**Problem to work on:** Which lines include the word "Бутякова"? Copy each of them.
# # # #
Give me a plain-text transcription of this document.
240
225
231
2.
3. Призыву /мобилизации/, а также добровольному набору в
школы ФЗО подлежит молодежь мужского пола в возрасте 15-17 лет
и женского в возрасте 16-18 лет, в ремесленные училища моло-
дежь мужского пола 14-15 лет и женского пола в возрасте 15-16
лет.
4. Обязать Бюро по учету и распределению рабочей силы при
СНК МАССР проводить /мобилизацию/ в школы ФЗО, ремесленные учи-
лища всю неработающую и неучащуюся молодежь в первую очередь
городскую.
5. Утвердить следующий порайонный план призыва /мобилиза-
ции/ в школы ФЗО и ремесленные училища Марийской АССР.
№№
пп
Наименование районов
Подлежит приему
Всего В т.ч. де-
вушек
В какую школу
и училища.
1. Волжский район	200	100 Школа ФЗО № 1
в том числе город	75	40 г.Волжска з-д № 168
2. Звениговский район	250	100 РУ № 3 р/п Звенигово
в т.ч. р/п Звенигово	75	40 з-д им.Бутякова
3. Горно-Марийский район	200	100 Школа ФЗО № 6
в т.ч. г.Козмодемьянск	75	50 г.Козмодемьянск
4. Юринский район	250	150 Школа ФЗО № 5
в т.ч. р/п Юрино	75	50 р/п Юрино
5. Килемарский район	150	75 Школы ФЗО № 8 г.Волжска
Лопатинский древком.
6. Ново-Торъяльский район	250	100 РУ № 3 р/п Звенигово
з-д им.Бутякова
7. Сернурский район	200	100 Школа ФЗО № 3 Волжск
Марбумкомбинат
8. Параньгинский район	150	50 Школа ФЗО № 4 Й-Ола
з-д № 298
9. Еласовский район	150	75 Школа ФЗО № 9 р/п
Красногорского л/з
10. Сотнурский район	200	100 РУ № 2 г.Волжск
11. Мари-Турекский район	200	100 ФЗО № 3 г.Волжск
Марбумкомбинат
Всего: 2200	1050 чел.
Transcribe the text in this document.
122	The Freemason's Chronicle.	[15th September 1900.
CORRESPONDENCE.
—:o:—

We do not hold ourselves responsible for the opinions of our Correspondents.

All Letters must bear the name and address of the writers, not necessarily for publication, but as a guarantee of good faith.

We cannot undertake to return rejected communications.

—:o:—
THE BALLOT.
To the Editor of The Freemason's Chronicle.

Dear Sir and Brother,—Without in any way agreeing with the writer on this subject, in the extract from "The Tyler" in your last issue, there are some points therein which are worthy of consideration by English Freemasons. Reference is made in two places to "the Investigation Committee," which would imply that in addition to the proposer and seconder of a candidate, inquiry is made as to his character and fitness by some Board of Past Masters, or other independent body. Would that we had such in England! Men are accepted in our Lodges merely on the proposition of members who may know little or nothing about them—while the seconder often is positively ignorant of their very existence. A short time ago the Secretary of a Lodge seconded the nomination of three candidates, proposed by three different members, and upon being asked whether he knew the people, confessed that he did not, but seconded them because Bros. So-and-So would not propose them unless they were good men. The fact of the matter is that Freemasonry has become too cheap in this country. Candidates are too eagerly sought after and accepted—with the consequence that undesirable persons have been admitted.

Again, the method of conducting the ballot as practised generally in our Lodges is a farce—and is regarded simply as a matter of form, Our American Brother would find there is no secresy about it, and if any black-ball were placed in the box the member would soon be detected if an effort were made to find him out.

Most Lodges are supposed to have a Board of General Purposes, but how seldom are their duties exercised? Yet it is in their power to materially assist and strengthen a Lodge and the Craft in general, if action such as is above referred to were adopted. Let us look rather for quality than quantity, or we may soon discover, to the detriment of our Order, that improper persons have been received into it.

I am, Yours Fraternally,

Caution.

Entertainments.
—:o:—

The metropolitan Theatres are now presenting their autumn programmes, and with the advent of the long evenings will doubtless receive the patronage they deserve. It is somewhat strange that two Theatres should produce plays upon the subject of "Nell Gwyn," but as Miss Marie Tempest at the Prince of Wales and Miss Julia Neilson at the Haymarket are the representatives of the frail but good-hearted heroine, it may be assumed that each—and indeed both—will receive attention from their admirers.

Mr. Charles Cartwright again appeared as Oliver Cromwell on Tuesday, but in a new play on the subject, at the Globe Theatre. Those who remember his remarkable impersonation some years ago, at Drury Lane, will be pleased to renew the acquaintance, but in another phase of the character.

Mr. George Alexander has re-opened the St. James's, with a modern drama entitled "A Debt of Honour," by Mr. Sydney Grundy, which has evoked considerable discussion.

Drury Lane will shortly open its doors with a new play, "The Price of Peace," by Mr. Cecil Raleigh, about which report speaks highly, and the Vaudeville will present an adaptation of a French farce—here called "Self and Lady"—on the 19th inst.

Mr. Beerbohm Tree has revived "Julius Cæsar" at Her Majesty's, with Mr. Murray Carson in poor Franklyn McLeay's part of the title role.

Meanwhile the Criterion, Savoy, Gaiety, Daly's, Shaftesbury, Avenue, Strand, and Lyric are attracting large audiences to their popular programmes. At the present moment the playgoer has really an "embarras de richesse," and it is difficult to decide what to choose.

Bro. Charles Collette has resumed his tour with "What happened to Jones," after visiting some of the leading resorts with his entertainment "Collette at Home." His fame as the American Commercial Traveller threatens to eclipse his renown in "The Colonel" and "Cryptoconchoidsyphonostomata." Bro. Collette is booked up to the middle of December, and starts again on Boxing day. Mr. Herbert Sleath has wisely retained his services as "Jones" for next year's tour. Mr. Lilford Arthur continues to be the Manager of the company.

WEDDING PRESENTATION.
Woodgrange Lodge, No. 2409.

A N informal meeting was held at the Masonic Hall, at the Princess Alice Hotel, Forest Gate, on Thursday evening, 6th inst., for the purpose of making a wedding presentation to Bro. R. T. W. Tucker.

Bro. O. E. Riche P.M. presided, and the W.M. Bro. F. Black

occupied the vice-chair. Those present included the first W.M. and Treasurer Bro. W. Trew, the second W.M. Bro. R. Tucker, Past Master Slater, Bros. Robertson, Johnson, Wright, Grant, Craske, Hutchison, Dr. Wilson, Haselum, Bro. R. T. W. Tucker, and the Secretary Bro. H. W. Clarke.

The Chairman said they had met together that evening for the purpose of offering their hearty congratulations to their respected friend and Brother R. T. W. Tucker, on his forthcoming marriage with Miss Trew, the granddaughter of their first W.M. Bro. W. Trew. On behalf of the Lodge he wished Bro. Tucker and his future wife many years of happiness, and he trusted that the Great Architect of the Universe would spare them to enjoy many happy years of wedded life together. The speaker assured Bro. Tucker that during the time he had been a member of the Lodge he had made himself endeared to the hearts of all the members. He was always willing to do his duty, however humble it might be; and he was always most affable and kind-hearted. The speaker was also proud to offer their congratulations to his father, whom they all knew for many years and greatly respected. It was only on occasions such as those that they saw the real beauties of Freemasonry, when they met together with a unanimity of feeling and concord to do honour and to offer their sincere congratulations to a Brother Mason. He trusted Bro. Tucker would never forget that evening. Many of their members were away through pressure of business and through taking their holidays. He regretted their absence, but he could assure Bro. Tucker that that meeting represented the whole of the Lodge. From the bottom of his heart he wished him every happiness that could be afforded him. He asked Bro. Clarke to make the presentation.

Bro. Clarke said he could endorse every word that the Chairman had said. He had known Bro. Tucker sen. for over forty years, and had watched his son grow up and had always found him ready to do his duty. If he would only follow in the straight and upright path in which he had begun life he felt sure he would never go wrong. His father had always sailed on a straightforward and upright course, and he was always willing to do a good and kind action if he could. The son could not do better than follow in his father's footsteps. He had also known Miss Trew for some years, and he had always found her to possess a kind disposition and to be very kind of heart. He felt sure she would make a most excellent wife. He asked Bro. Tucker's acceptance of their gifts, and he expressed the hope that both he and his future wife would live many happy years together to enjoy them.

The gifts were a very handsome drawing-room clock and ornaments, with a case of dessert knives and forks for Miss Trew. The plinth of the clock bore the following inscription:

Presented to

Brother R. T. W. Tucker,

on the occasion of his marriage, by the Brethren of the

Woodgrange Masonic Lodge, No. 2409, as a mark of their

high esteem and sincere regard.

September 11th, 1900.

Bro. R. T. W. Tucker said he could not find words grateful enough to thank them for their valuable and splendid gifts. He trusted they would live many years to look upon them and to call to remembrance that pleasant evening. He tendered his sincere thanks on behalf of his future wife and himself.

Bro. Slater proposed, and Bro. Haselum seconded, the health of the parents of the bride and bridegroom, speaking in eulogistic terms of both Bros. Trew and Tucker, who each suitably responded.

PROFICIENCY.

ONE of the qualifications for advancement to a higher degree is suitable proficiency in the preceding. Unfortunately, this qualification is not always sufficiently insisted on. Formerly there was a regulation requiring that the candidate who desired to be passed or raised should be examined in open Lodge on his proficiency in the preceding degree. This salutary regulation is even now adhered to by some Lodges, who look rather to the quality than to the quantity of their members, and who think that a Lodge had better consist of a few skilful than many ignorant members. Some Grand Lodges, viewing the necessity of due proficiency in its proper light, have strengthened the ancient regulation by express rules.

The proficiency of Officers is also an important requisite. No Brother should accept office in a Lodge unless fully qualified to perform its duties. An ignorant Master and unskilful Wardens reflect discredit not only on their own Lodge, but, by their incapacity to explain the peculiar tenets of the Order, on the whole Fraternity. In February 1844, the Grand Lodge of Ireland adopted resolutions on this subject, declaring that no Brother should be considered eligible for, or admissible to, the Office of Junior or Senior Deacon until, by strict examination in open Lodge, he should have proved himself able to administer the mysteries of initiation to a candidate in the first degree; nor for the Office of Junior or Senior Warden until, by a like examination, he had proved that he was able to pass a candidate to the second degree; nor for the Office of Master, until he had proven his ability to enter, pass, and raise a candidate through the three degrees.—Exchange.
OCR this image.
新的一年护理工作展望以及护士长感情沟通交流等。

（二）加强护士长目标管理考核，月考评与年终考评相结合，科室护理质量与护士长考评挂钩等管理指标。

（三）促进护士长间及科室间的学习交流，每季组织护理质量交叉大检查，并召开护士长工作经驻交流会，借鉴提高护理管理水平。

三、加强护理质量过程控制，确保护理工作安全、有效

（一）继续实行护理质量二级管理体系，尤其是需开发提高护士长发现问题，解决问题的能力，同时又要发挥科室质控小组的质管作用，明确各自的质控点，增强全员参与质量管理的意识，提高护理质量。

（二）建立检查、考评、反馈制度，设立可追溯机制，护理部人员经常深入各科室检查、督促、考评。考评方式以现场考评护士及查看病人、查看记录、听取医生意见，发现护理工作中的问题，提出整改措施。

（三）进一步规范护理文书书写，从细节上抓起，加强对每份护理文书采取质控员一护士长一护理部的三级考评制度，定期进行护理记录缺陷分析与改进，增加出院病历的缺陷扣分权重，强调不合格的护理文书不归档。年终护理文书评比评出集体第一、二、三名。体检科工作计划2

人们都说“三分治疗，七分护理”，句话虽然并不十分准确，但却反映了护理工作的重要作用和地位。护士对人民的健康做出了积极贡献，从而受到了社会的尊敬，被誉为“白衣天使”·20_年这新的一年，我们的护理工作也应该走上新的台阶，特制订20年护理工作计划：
# # # #
**Completed exercise:**
в т.ч. р/п Звенигово	75	40 з-д им.Бутякова
з-д им.Бутякова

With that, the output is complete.